Directions for this task ▸ Retype all the entries word for word, but omit the pictures.
========================
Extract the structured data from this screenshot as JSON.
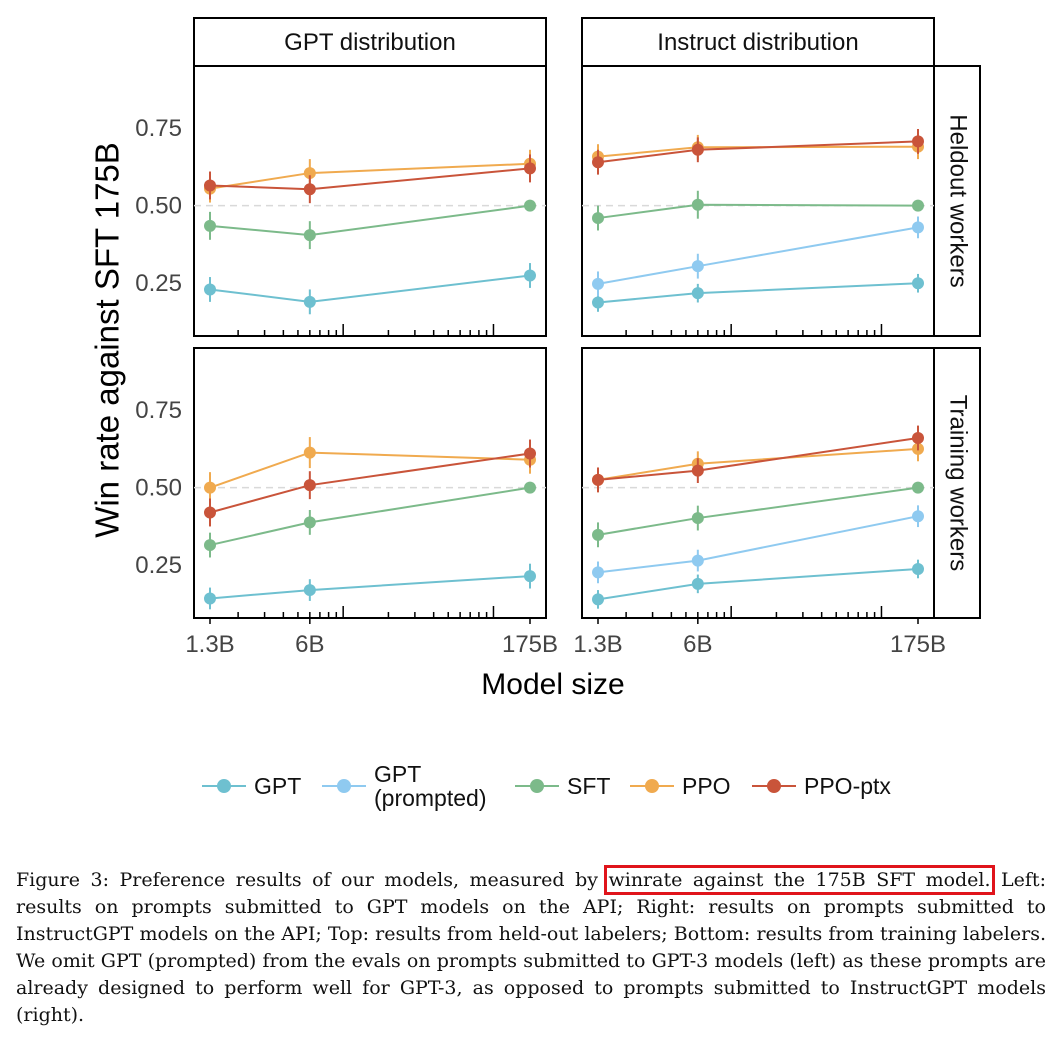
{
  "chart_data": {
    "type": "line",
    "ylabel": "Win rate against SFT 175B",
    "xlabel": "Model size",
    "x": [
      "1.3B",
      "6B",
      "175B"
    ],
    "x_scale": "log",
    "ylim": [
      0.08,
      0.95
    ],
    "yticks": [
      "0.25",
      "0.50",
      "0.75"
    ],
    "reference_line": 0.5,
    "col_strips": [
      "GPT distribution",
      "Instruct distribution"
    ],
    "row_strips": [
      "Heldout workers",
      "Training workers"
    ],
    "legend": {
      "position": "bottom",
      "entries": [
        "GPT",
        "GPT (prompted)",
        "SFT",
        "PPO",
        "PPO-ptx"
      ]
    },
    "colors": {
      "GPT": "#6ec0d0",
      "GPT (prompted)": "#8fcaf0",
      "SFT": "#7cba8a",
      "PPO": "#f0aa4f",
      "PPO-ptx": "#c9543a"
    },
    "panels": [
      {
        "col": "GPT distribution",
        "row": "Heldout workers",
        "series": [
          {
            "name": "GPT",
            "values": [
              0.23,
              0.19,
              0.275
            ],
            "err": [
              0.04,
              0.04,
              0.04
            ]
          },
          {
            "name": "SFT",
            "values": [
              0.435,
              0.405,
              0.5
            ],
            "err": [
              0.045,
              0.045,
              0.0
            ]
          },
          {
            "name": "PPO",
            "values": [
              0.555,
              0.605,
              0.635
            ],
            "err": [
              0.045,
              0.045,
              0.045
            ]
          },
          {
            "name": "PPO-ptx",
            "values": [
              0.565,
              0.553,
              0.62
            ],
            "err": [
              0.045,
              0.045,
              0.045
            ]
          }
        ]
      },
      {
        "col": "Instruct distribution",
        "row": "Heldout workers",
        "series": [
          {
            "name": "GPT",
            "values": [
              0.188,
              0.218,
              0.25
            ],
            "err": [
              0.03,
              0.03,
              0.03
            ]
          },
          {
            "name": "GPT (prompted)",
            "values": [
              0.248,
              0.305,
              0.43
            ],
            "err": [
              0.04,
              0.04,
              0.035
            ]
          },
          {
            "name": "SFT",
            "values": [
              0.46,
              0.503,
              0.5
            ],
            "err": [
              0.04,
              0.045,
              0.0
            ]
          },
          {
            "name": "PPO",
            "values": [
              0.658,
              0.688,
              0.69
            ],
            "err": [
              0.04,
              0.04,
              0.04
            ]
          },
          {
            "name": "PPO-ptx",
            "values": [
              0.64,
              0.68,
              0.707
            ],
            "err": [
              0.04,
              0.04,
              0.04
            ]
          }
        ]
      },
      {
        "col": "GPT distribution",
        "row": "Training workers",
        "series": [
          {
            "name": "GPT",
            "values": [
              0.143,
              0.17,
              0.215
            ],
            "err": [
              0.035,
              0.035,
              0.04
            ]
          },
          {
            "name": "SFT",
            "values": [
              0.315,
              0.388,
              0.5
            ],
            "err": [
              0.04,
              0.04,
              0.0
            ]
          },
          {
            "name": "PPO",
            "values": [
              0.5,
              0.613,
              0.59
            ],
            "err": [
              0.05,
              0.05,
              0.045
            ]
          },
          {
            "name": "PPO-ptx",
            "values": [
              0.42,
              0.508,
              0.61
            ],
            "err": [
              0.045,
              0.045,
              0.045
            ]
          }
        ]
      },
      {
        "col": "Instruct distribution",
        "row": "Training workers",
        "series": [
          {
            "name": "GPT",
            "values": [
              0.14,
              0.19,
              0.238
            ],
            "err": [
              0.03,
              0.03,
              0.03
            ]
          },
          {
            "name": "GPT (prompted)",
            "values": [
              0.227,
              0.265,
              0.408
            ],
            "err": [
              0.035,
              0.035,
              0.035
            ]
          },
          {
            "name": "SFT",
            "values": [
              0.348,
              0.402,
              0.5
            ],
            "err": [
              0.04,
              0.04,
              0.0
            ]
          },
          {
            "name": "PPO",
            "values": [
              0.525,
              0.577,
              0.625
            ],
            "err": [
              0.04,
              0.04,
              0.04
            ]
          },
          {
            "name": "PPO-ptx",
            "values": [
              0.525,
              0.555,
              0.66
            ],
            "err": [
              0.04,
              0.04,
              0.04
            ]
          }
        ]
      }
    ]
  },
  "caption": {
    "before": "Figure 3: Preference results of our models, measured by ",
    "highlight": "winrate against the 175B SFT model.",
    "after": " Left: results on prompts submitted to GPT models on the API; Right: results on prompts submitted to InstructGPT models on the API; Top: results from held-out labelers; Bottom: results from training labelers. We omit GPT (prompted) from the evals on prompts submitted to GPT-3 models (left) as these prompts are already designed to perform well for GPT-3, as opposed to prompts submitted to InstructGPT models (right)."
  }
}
========================
The output ▸
Extract the structured data from this screenshot as JSON.
{
  "chart_data": {
    "type": "line",
    "ylabel": "Win rate against SFT 175B",
    "xlabel": "Model size",
    "x": [
      "1.3B",
      "6B",
      "175B"
    ],
    "x_scale": "log",
    "ylim": [
      0.08,
      0.95
    ],
    "yticks": [
      "0.25",
      "0.50",
      "0.75"
    ],
    "reference_line": 0.5,
    "col_strips": [
      "GPT distribution",
      "Instruct distribution"
    ],
    "row_strips": [
      "Heldout workers",
      "Training workers"
    ],
    "legend": {
      "position": "bottom",
      "entries": [
        "GPT",
        "GPT (prompted)",
        "SFT",
        "PPO",
        "PPO-ptx"
      ]
    },
    "colors": {
      "GPT": "#6ec0d0",
      "GPT (prompted)": "#8fcaf0",
      "SFT": "#7cba8a",
      "PPO": "#f0aa4f",
      "PPO-ptx": "#c9543a"
    },
    "panels": [
      {
        "col": "GPT distribution",
        "row": "Heldout workers",
        "series": [
          {
            "name": "GPT",
            "values": [
              0.23,
              0.19,
              0.275
            ],
            "err": [
              0.04,
              0.04,
              0.04
            ]
          },
          {
            "name": "SFT",
            "values": [
              0.435,
              0.405,
              0.5
            ],
            "err": [
              0.045,
              0.045,
              0.0
            ]
          },
          {
            "name": "PPO",
            "values": [
              0.555,
              0.605,
              0.635
            ],
            "err": [
              0.045,
              0.045,
              0.045
            ]
          },
          {
            "name": "PPO-ptx",
            "values": [
              0.565,
              0.553,
              0.62
            ],
            "err": [
              0.045,
              0.045,
              0.045
            ]
          }
        ]
      },
      {
        "col": "Instruct distribution",
        "row": "Heldout workers",
        "series": [
          {
            "name": "GPT",
            "values": [
              0.188,
              0.218,
              0.25
            ],
            "err": [
              0.03,
              0.03,
              0.03
            ]
          },
          {
            "name": "GPT (prompted)",
            "values": [
              0.248,
              0.305,
              0.43
            ],
            "err": [
              0.04,
              0.04,
              0.035
            ]
          },
          {
            "name": "SFT",
            "values": [
              0.46,
              0.503,
              0.5
            ],
            "err": [
              0.04,
              0.045,
              0.0
            ]
          },
          {
            "name": "PPO",
            "values": [
              0.658,
              0.688,
              0.69
            ],
            "err": [
              0.04,
              0.04,
              0.04
            ]
          },
          {
            "name": "PPO-ptx",
            "values": [
              0.64,
              0.68,
              0.707
            ],
            "err": [
              0.04,
              0.04,
              0.04
            ]
          }
        ]
      },
      {
        "col": "GPT distribution",
        "row": "Training workers",
        "series": [
          {
            "name": "GPT",
            "values": [
              0.143,
              0.17,
              0.215
            ],
            "err": [
              0.035,
              0.035,
              0.04
            ]
          },
          {
            "name": "SFT",
            "values": [
              0.315,
              0.388,
              0.5
            ],
            "err": [
              0.04,
              0.04,
              0.0
            ]
          },
          {
            "name": "PPO",
            "values": [
              0.5,
              0.613,
              0.59
            ],
            "err": [
              0.05,
              0.05,
              0.045
            ]
          },
          {
            "name": "PPO-ptx",
            "values": [
              0.42,
              0.508,
              0.61
            ],
            "err": [
              0.045,
              0.045,
              0.045
            ]
          }
        ]
      },
      {
        "col": "Instruct distribution",
        "row": "Training workers",
        "series": [
          {
            "name": "GPT",
            "values": [
              0.14,
              0.19,
              0.238
            ],
            "err": [
              0.03,
              0.03,
              0.03
            ]
          },
          {
            "name": "GPT (prompted)",
            "values": [
              0.227,
              0.265,
              0.408
            ],
            "err": [
              0.035,
              0.035,
              0.035
            ]
          },
          {
            "name": "SFT",
            "values": [
              0.348,
              0.402,
              0.5
            ],
            "err": [
              0.04,
              0.04,
              0.0
            ]
          },
          {
            "name": "PPO",
            "values": [
              0.525,
              0.577,
              0.625
            ],
            "err": [
              0.04,
              0.04,
              0.04
            ]
          },
          {
            "name": "PPO-ptx",
            "values": [
              0.525,
              0.555,
              0.66
            ],
            "err": [
              0.04,
              0.04,
              0.04
            ]
          }
        ]
      }
    ]
  },
  "caption": {
    "before": "Figure 3: Preference results of our models, measured by ",
    "highlight": "winrate against the 175B SFT model.",
    "after": " Left: results on prompts submitted to GPT models on the API; Right: results on prompts submitted to InstructGPT models on the API; Top: results from held-out labelers; Bottom: results from training labelers. We omit GPT (prompted) from the evals on prompts submitted to GPT-3 models (left) as these prompts are already designed to perform well for GPT-3, as opposed to prompts submitted to InstructGPT models (right)."
  }
}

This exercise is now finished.